### YOUR GOAL:
Every line below is to be copied exactly, with the pictures left out.

********************

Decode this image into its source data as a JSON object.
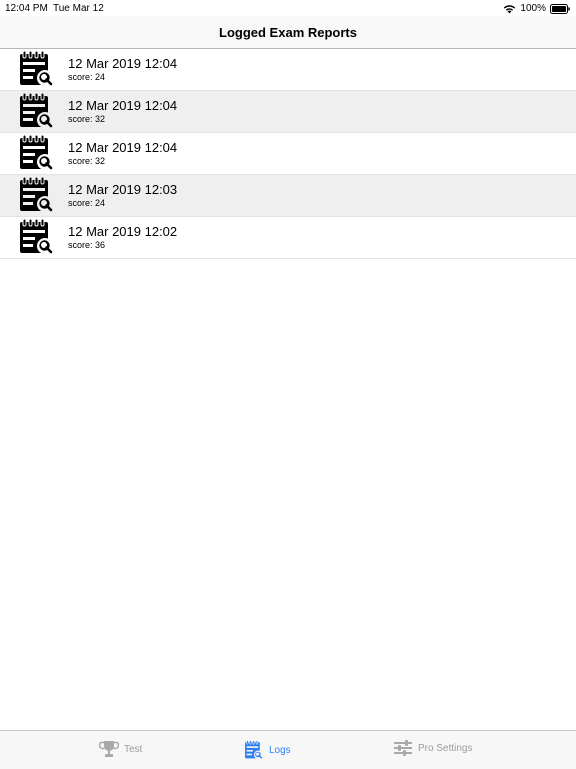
{
  "status": {
    "time": "12:04 PM",
    "date": "Tue Mar 12",
    "battery": "100%"
  },
  "nav": {
    "title": "Logged Exam Reports"
  },
  "logs": [
    {
      "datetime": "12 Mar 2019 12:04",
      "score": "score: 24",
      "icon": "calendar-search-icon"
    },
    {
      "datetime": "12 Mar 2019 12:04",
      "score": "score: 32",
      "icon": "calendar-search-icon"
    },
    {
      "datetime": "12 Mar 2019 12:04",
      "score": "score: 32",
      "icon": "calendar-search-icon"
    },
    {
      "datetime": "12 Mar 2019 12:03",
      "score": "score: 24",
      "icon": "calendar-search-icon"
    },
    {
      "datetime": "12 Mar 2019 12:02",
      "score": "score: 36",
      "icon": "calendar-search-icon"
    }
  ],
  "tabs": [
    {
      "label": "Test",
      "icon": "trophy-icon",
      "active": false
    },
    {
      "label": "Logs",
      "icon": "calendar-search-icon",
      "active": true
    },
    {
      "label": "Pro Settings",
      "icon": "sliders-icon",
      "active": false
    }
  ],
  "colors": {
    "accent": "#2f7ff0",
    "inactive_tab": "#9b9b9b",
    "row_alt": "#efefef"
  }
}
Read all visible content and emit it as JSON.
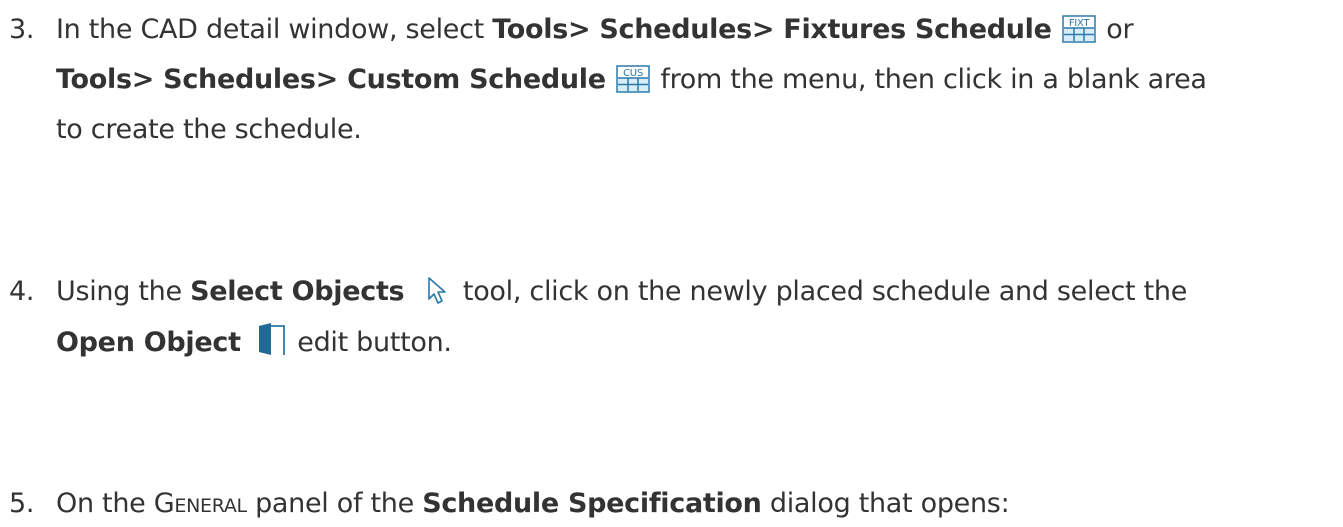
{
  "steps": [
    {
      "number": "3.",
      "lines": [
        {
          "t1": "In the CAD detail window, select ",
          "b1": "Tools> Schedules> Fixtures Schedule",
          "icon_text": "FIXT",
          "t2": " or"
        },
        {
          "b1": "Tools> Schedules> Custom Schedule",
          "icon_text": "CUS",
          "t2": " from the menu, then click in a blank area"
        },
        {
          "t1": "to create the schedule."
        }
      ]
    },
    {
      "number": "4.",
      "lines": [
        {
          "t1": "Using the ",
          "b1": "Select Objects",
          "t2": " tool, click on the newly placed schedule and select the"
        },
        {
          "b1": "Open Object",
          "t2": " edit button."
        }
      ]
    },
    {
      "number": "5.",
      "lines": [
        {
          "t1": "On the ",
          "sc": "General",
          "t2": " panel of the ",
          "b1": "Schedule Specification",
          "t3": " dialog that opens:"
        }
      ]
    }
  ],
  "icons": {
    "fixtures_schedule": "fixtures-schedule-icon",
    "custom_schedule": "custom-schedule-icon",
    "select_objects": "select-arrow-icon",
    "open_object": "open-door-icon"
  },
  "colors": {
    "text": "#333333",
    "icon_blue": "#2b78a8",
    "icon_fill": "#d6ecf7"
  }
}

********************

### EXERCISE ANSWER:
Decode this image into its source data as a JSON object.
{
  "status": {
    "time": "12:04 PM",
    "date": "Tue Mar 12",
    "battery": "100%"
  },
  "nav": {
    "title": "Logged Exam Reports"
  },
  "logs": [
    {
      "datetime": "12 Mar 2019 12:04",
      "score": "score: 24",
      "icon": "calendar-search-icon"
    },
    {
      "datetime": "12 Mar 2019 12:04",
      "score": "score: 32",
      "icon": "calendar-search-icon"
    },
    {
      "datetime": "12 Mar 2019 12:04",
      "score": "score: 32",
      "icon": "calendar-search-icon"
    },
    {
      "datetime": "12 Mar 2019 12:03",
      "score": "score: 24",
      "icon": "calendar-search-icon"
    },
    {
      "datetime": "12 Mar 2019 12:02",
      "score": "score: 36",
      "icon": "calendar-search-icon"
    }
  ],
  "tabs": [
    {
      "label": "Test",
      "icon": "trophy-icon",
      "active": false
    },
    {
      "label": "Logs",
      "icon": "calendar-search-icon",
      "active": true
    },
    {
      "label": "Pro Settings",
      "icon": "sliders-icon",
      "active": false
    }
  ],
  "colors": {
    "accent": "#2f7ff0",
    "inactive_tab": "#9b9b9b",
    "row_alt": "#efefef"
  }
}
Read all visible content and emit it as JSON.
{
  "steps": [
    {
      "number": "3.",
      "lines": [
        {
          "t1": "In the CAD detail window, select ",
          "b1": "Tools> Schedules> Fixtures Schedule",
          "icon_text": "FIXT",
          "t2": " or"
        },
        {
          "b1": "Tools> Schedules> Custom Schedule",
          "icon_text": "CUS",
          "t2": " from the menu, then click in a blank area"
        },
        {
          "t1": "to create the schedule."
        }
      ]
    },
    {
      "number": "4.",
      "lines": [
        {
          "t1": "Using the ",
          "b1": "Select Objects",
          "t2": " tool, click on the newly placed schedule and select the"
        },
        {
          "b1": "Open Object",
          "t2": " edit button."
        }
      ]
    },
    {
      "number": "5.",
      "lines": [
        {
          "t1": "On the ",
          "sc": "General",
          "t2": " panel of the ",
          "b1": "Schedule Specification",
          "t3": " dialog that opens:"
        }
      ]
    }
  ],
  "icons": {
    "fixtures_schedule": "fixtures-schedule-icon",
    "custom_schedule": "custom-schedule-icon",
    "select_objects": "select-arrow-icon",
    "open_object": "open-door-icon"
  },
  "colors": {
    "text": "#333333",
    "icon_blue": "#2b78a8",
    "icon_fill": "#d6ecf7"
  }
}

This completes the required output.